## EXERCISE BRIEF
Update the records below by changing every "line-value-label" to "series-value-label". Leave everything else as it is.

Items from a dataset:
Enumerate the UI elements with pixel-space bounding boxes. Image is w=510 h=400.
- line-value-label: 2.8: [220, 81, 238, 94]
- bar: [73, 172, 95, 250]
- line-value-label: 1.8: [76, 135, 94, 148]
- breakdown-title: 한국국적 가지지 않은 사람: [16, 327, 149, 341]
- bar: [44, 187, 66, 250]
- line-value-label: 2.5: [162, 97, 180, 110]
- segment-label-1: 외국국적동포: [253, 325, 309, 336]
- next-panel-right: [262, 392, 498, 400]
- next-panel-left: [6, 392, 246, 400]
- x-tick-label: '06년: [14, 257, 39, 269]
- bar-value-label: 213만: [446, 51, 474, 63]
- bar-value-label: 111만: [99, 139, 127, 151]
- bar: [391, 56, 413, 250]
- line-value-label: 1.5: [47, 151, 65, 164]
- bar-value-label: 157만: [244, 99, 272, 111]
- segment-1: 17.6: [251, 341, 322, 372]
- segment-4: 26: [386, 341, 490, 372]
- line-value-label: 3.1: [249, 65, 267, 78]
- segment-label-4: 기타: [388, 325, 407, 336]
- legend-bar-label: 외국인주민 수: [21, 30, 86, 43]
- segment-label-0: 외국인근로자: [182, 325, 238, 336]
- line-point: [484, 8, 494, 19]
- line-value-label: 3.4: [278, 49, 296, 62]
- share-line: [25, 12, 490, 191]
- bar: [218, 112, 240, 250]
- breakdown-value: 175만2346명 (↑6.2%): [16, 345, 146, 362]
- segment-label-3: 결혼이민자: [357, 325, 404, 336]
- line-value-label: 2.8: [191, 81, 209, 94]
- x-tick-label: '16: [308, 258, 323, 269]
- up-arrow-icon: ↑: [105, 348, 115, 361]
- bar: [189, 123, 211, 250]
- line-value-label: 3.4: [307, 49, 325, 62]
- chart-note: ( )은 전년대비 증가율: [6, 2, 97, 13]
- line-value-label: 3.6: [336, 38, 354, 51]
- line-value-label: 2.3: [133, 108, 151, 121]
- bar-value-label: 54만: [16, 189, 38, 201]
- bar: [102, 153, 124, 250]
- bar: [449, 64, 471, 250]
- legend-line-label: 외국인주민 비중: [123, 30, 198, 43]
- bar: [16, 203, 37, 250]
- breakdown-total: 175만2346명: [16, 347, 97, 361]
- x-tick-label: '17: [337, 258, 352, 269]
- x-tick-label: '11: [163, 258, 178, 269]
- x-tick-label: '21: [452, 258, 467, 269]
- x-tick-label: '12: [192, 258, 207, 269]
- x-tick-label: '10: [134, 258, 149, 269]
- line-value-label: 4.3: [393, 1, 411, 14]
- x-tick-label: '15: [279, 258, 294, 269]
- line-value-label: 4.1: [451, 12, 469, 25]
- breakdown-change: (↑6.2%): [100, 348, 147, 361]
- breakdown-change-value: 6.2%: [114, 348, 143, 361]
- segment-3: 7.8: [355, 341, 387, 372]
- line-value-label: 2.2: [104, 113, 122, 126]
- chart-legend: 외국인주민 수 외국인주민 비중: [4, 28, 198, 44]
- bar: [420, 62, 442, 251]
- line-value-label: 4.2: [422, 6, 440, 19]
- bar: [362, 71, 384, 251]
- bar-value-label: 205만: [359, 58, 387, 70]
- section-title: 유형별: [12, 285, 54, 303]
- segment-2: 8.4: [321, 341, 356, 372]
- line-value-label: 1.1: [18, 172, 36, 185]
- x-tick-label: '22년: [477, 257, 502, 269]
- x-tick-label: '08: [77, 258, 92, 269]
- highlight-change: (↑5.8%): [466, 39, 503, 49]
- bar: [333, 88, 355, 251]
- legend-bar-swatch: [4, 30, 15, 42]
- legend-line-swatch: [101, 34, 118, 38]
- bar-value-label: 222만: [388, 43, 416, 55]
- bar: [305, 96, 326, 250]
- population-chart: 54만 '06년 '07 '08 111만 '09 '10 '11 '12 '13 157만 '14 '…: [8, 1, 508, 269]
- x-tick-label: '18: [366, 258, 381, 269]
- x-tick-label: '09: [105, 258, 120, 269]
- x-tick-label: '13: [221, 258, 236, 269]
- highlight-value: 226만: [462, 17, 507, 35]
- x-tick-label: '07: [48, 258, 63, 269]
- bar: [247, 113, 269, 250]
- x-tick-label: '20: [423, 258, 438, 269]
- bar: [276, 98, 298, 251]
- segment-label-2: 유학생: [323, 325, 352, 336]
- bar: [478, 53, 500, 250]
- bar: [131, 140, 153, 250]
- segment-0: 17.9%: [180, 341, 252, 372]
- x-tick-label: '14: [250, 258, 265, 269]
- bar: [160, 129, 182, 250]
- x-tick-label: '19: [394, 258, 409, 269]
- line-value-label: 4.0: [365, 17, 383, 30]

## REPLY TO THE EXERCISE
Enumerate the UI elements with pixel-space bounding boxes. Image is w=510 h=400.
- series-value-label: 2.8: [220, 81, 238, 94]
- bar: [73, 172, 95, 250]
- series-value-label: 1.8: [76, 135, 94, 148]
- breakdown-title: 한국국적 가지지 않은 사람: [16, 327, 149, 341]
- bar: [44, 187, 66, 250]
- series-value-label: 2.5: [162, 97, 180, 110]
- segment-label-1: 외국국적동포: [253, 325, 309, 336]
- next-panel-right: [262, 392, 498, 400]
- next-panel-left: [6, 392, 246, 400]
- x-tick-label: '06년: [14, 257, 39, 269]
- bar-value-label: 213만: [446, 51, 474, 63]
- bar-value-label: 111만: [99, 139, 127, 151]
- bar: [391, 56, 413, 250]
- series-value-label: 1.5: [47, 151, 65, 164]
- bar-value-label: 157만: [244, 99, 272, 111]
- segment-1: 17.6: [251, 341, 322, 372]
- segment-4: 26: [386, 341, 490, 372]
- series-value-label: 3.1: [249, 65, 267, 78]
- segment-label-4: 기타: [388, 325, 407, 336]
- legend-bar-label: 외국인주민 수: [21, 30, 86, 43]
- segment-label-0: 외국인근로자: [182, 325, 238, 336]
- line-point: [484, 8, 494, 19]
- series-value-label: 3.4: [278, 49, 296, 62]
- share-line: [25, 12, 490, 191]
- bar: [218, 112, 240, 250]
- breakdown-value: 175만2346명 (↑6.2%): [16, 345, 146, 362]
- segment-label-3: 결혼이민자: [357, 325, 404, 336]
- series-value-label: 2.8: [191, 81, 209, 94]
- x-tick-label: '16: [308, 258, 323, 269]
- up-arrow-icon: ↑: [105, 348, 115, 361]
- bar: [189, 123, 211, 250]
- series-value-label: 3.4: [307, 49, 325, 62]
- chart-note: ( )은 전년대비 증가율: [6, 2, 97, 13]
- series-value-label: 3.6: [336, 38, 354, 51]
- series-value-label: 2.3: [133, 108, 151, 121]
- bar-value-label: 54만: [16, 189, 38, 201]
- bar: [102, 153, 124, 250]
- bar: [449, 64, 471, 250]
- legend-line-label: 외국인주민 비중: [123, 30, 198, 43]
- bar: [16, 203, 37, 250]
- breakdown-total: 175만2346명: [16, 347, 97, 361]
- x-tick-label: '17: [337, 258, 352, 269]
- x-tick-label: '11: [163, 258, 178, 269]
- x-tick-label: '21: [452, 258, 467, 269]
- x-tick-label: '12: [192, 258, 207, 269]
- x-tick-label: '10: [134, 258, 149, 269]
- series-value-label: 4.3: [393, 1, 411, 14]
- x-tick-label: '15: [279, 258, 294, 269]
- series-value-label: 4.1: [451, 12, 469, 25]
- breakdown-change: (↑6.2%): [100, 348, 147, 361]
- breakdown-change-value: 6.2%: [114, 348, 143, 361]
- segment-3: 7.8: [355, 341, 387, 372]
- series-value-label: 2.2: [104, 113, 122, 126]
- chart-legend: 외국인주민 수 외국인주민 비중: [4, 28, 198, 44]
- bar: [420, 62, 442, 251]
- series-value-label: 4.2: [422, 6, 440, 19]
- bar: [362, 71, 384, 251]
- bar-value-label: 205만: [359, 58, 387, 70]
- section-title: 유형별: [12, 285, 54, 303]
- segment-2: 8.4: [321, 341, 356, 372]
- series-value-label: 1.1: [18, 172, 36, 185]
- x-tick-label: '22년: [477, 257, 502, 269]
- x-tick-label: '08: [77, 258, 92, 269]
- highlight-change: (↑5.8%): [466, 39, 503, 49]
- bar: [333, 88, 355, 251]
- legend-bar-swatch: [4, 30, 15, 42]
- legend-line-swatch: [101, 34, 118, 38]
- bar-value-label: 222만: [388, 43, 416, 55]
- bar: [305, 96, 326, 250]
- population-chart: 54만 '06년 '07 '08 111만 '09 '10 '11 '12 '13 157만 '14 '…: [8, 1, 508, 269]
- x-tick-label: '18: [366, 258, 381, 269]
- x-tick-label: '09: [105, 258, 120, 269]
- x-tick-label: '13: [221, 258, 236, 269]
- highlight-value: 226만: [462, 17, 507, 35]
- x-tick-label: '07: [48, 258, 63, 269]
- bar: [247, 113, 269, 250]
- x-tick-label: '20: [423, 258, 438, 269]
- bar: [276, 98, 298, 251]
- segment-label-2: 유학생: [323, 325, 352, 336]
- bar: [478, 53, 500, 250]
- bar: [131, 140, 153, 250]
- segment-0: 17.9%: [180, 341, 252, 372]
- x-tick-label: '14: [250, 258, 265, 269]
- bar: [160, 129, 182, 250]
- x-tick-label: '19: [394, 258, 409, 269]
- series-value-label: 4.0: [365, 17, 383, 30]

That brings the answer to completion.